── Data for processing ──

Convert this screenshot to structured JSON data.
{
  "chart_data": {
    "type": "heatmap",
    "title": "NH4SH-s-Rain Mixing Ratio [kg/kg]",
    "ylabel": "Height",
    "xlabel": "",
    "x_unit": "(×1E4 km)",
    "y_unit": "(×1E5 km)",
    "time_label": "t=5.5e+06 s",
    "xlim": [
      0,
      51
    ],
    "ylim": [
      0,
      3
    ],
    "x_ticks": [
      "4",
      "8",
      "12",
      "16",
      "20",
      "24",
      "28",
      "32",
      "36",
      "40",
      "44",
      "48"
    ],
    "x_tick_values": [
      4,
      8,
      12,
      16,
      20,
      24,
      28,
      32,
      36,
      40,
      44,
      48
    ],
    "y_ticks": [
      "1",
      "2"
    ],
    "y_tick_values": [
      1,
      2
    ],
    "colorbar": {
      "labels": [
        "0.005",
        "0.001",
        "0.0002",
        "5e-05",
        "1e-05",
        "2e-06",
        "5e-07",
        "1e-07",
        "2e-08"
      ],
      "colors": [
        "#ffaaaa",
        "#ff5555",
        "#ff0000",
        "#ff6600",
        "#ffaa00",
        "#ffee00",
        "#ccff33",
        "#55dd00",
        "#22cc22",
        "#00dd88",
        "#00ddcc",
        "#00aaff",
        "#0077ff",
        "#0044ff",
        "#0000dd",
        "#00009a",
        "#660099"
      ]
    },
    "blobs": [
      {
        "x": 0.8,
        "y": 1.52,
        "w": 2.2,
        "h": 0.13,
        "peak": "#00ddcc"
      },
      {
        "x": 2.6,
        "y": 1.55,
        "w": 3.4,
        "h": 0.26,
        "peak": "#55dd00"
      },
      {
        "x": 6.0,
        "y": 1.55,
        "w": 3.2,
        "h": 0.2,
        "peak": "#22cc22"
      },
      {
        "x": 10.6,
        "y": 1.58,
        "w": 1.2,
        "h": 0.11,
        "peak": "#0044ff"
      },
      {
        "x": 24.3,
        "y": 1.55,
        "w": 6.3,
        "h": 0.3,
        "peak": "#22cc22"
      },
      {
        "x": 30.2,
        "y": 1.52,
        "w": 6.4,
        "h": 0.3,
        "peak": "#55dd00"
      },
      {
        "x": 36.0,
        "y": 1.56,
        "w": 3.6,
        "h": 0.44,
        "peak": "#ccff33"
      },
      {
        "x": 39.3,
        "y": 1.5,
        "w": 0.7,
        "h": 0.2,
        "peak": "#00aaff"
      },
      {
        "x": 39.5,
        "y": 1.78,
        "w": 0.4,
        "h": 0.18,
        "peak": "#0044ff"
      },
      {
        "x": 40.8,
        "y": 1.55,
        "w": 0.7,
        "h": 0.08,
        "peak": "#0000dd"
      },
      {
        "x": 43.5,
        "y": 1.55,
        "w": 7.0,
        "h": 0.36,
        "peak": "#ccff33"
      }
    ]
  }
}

───

Print every line of the records exactly. Omit nothing.

**Task answer**:
Convert this screenshot to structured JSON data.
{
  "chart_data": {
    "type": "heatmap",
    "title": "NH4SH-s-Rain Mixing Ratio [kg/kg]",
    "ylabel": "Height",
    "xlabel": "",
    "x_unit": "(×1E4 km)",
    "y_unit": "(×1E5 km)",
    "time_label": "t=5.5e+06 s",
    "xlim": [
      0,
      51
    ],
    "ylim": [
      0,
      3
    ],
    "x_ticks": [
      "4",
      "8",
      "12",
      "16",
      "20",
      "24",
      "28",
      "32",
      "36",
      "40",
      "44",
      "48"
    ],
    "x_tick_values": [
      4,
      8,
      12,
      16,
      20,
      24,
      28,
      32,
      36,
      40,
      44,
      48
    ],
    "y_ticks": [
      "1",
      "2"
    ],
    "y_tick_values": [
      1,
      2
    ],
    "colorbar": {
      "labels": [
        "0.005",
        "0.001",
        "0.0002",
        "5e-05",
        "1e-05",
        "2e-06",
        "5e-07",
        "1e-07",
        "2e-08"
      ],
      "colors": [
        "#ffaaaa",
        "#ff5555",
        "#ff0000",
        "#ff6600",
        "#ffaa00",
        "#ffee00",
        "#ccff33",
        "#55dd00",
        "#22cc22",
        "#00dd88",
        "#00ddcc",
        "#00aaff",
        "#0077ff",
        "#0044ff",
        "#0000dd",
        "#00009a",
        "#660099"
      ]
    },
    "blobs": [
      {
        "x": 0.8,
        "y": 1.52,
        "w": 2.2,
        "h": 0.13,
        "peak": "#00ddcc"
      },
      {
        "x": 2.6,
        "y": 1.55,
        "w": 3.4,
        "h": 0.26,
        "peak": "#55dd00"
      },
      {
        "x": 6.0,
        "y": 1.55,
        "w": 3.2,
        "h": 0.2,
        "peak": "#22cc22"
      },
      {
        "x": 10.6,
        "y": 1.58,
        "w": 1.2,
        "h": 0.11,
        "peak": "#0044ff"
      },
      {
        "x": 24.3,
        "y": 1.55,
        "w": 6.3,
        "h": 0.3,
        "peak": "#22cc22"
      },
      {
        "x": 30.2,
        "y": 1.52,
        "w": 6.4,
        "h": 0.3,
        "peak": "#55dd00"
      },
      {
        "x": 36.0,
        "y": 1.56,
        "w": 3.6,
        "h": 0.44,
        "peak": "#ccff33"
      },
      {
        "x": 39.3,
        "y": 1.5,
        "w": 0.7,
        "h": 0.2,
        "peak": "#00aaff"
      },
      {
        "x": 39.5,
        "y": 1.78,
        "w": 0.4,
        "h": 0.18,
        "peak": "#0044ff"
      },
      {
        "x": 40.8,
        "y": 1.55,
        "w": 0.7,
        "h": 0.08,
        "peak": "#0000dd"
      },
      {
        "x": 43.5,
        "y": 1.55,
        "w": 7.0,
        "h": 0.36,
        "peak": "#ccff33"
      }
    ]
  }
}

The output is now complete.